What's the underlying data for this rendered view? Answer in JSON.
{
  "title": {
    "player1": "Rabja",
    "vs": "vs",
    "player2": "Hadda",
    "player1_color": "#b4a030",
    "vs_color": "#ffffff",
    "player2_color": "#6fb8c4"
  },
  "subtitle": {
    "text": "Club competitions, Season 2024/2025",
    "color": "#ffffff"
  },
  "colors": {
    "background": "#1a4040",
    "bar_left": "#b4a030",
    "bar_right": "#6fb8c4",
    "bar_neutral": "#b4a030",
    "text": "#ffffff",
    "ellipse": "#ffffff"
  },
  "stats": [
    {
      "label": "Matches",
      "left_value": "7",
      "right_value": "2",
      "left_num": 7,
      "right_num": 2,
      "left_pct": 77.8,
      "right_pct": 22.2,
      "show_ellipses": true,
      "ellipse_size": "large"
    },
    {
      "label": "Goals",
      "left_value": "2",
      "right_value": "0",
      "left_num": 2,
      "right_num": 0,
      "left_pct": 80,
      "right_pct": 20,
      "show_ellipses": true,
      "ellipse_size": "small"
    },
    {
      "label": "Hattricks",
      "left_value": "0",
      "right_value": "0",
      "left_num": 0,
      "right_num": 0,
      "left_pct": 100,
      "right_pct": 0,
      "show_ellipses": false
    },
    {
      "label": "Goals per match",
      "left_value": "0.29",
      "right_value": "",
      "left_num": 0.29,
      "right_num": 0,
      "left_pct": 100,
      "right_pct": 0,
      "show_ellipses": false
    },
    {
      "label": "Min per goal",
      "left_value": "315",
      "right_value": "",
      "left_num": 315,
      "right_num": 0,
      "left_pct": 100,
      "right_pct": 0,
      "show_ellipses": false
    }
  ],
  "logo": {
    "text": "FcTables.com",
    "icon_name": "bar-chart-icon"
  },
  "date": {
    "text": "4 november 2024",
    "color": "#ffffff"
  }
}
===
▶ _THE REQUEST_
Your task is to repeat every line exactly.

▶ _EXERCISE RESULT_
What's the underlying data for this rendered view? Answer in JSON.
{
  "title": {
    "player1": "Rabja",
    "vs": "vs",
    "player2": "Hadda",
    "player1_color": "#b4a030",
    "vs_color": "#ffffff",
    "player2_color": "#6fb8c4"
  },
  "subtitle": {
    "text": "Club competitions, Season 2024/2025",
    "color": "#ffffff"
  },
  "colors": {
    "background": "#1a4040",
    "bar_left": "#b4a030",
    "bar_right": "#6fb8c4",
    "bar_neutral": "#b4a030",
    "text": "#ffffff",
    "ellipse": "#ffffff"
  },
  "stats": [
    {
      "label": "Matches",
      "left_value": "7",
      "right_value": "2",
      "left_num": 7,
      "right_num": 2,
      "left_pct": 77.8,
      "right_pct": 22.2,
      "show_ellipses": true,
      "ellipse_size": "large"
    },
    {
      "label": "Goals",
      "left_value": "2",
      "right_value": "0",
      "left_num": 2,
      "right_num": 0,
      "left_pct": 80,
      "right_pct": 20,
      "show_ellipses": true,
      "ellipse_size": "small"
    },
    {
      "label": "Hattricks",
      "left_value": "0",
      "right_value": "0",
      "left_num": 0,
      "right_num": 0,
      "left_pct": 100,
      "right_pct": 0,
      "show_ellipses": false
    },
    {
      "label": "Goals per match",
      "left_value": "0.29",
      "right_value": "",
      "left_num": 0.29,
      "right_num": 0,
      "left_pct": 100,
      "right_pct": 0,
      "show_ellipses": false
    },
    {
      "label": "Min per goal",
      "left_value": "315",
      "right_value": "",
      "left_num": 315,
      "right_num": 0,
      "left_pct": 100,
      "right_pct": 0,
      "show_ellipses": false
    }
  ],
  "logo": {
    "text": "FcTables.com",
    "icon_name": "bar-chart-icon"
  },
  "date": {
    "text": "4 november 2024",
    "color": "#ffffff"
  }
}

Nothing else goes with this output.